**Task objective:** Which lines contain the string "установленный"? Please list every one of them.
****
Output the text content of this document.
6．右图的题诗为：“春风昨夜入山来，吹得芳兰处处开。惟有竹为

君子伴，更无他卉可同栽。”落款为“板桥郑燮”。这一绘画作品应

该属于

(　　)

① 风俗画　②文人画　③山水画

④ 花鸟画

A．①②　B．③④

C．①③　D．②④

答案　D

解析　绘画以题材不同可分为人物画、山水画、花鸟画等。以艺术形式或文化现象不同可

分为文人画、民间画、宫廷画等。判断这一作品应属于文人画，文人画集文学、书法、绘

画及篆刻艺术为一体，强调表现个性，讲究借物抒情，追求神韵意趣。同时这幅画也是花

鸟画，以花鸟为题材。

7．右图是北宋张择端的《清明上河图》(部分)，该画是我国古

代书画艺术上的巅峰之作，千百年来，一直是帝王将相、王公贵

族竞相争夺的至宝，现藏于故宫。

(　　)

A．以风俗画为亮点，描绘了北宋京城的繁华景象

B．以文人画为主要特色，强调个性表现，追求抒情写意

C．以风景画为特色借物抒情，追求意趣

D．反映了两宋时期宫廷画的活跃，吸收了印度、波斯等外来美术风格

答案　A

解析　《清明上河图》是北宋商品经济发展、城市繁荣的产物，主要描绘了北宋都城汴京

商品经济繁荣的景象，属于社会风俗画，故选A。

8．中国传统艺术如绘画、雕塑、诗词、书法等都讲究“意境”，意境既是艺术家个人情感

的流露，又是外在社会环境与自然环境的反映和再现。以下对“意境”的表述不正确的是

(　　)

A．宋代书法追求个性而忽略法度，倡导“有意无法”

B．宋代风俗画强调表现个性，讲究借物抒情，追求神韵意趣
****
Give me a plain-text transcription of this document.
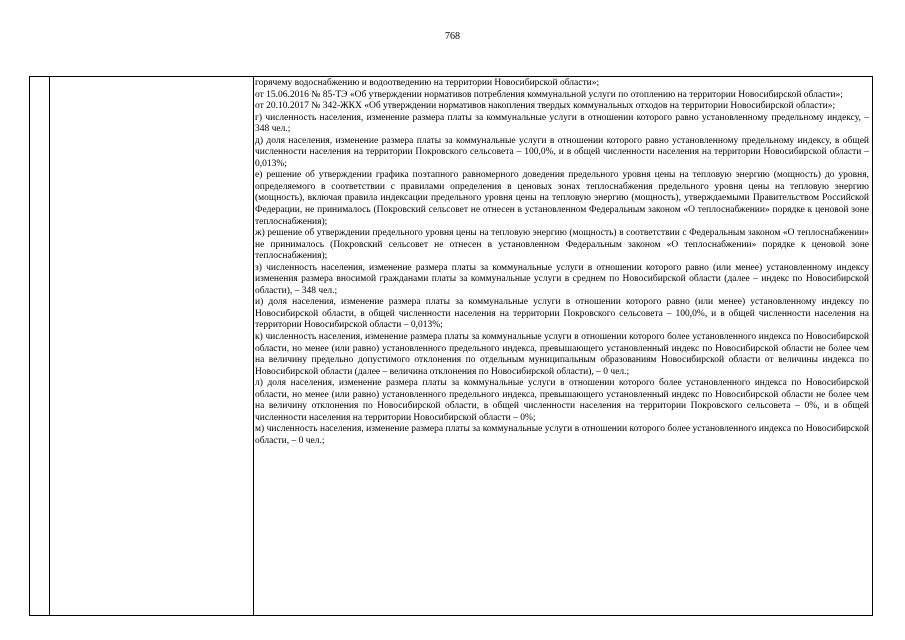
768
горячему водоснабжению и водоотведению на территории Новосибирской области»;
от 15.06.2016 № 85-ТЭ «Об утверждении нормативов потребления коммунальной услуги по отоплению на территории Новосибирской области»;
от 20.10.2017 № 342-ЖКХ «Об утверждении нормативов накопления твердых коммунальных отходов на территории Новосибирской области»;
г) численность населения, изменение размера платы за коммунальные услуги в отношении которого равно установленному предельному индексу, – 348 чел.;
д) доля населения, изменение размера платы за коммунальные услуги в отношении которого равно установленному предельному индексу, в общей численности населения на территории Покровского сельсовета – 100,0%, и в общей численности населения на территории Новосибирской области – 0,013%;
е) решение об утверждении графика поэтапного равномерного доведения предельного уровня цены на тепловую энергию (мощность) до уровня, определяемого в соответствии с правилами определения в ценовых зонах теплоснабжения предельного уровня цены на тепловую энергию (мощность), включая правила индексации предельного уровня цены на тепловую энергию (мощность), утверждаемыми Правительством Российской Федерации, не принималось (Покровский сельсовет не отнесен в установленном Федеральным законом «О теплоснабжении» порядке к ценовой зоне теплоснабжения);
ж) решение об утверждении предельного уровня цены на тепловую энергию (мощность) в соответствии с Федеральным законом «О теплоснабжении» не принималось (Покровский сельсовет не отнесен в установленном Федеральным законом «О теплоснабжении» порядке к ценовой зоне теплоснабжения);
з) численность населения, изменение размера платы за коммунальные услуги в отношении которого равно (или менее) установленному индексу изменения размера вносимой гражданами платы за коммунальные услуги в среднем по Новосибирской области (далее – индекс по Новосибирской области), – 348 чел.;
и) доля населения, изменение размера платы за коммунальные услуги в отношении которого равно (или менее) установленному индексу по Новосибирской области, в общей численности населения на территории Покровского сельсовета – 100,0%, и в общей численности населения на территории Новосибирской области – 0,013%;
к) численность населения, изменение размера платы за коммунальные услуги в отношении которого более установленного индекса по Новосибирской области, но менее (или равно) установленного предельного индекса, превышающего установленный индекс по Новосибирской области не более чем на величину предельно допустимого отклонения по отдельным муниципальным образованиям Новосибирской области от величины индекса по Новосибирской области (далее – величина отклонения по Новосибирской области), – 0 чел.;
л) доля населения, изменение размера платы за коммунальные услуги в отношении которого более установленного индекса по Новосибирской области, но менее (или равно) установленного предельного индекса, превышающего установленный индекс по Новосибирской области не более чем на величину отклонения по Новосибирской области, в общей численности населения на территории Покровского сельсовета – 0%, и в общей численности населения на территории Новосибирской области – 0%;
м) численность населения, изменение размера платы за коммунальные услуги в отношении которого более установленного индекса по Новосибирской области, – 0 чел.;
****
**Correct answer:**
к) численность населения, изменение размера платы за коммунальные услуги в отношении которого более установленного индекса по Новосибирской области, но менее (или равно) установленного предельного индекса, превышающего установленный индекс по Новосибирской области не более чем на величину предельно допустимого отклонения по отдельным муниципальным образованиям Новосибирской области от величины индекса по Новосибирской области (далее – величина отклонения по Новосибирской области), – 0 чел.;
л) доля населения, изменение размера платы за коммунальные услуги в отношении которого более установленного индекса по Новосибирской области, но менее (или равно) установленного предельного индекса, превышающего установленный индекс по Новосибирской области не более чем на величину отклонения по Новосибирской области, в общей численности населения на территории Покровского сельсовета – 0%, и в общей численности населения на территории Новосибирской области – 0%;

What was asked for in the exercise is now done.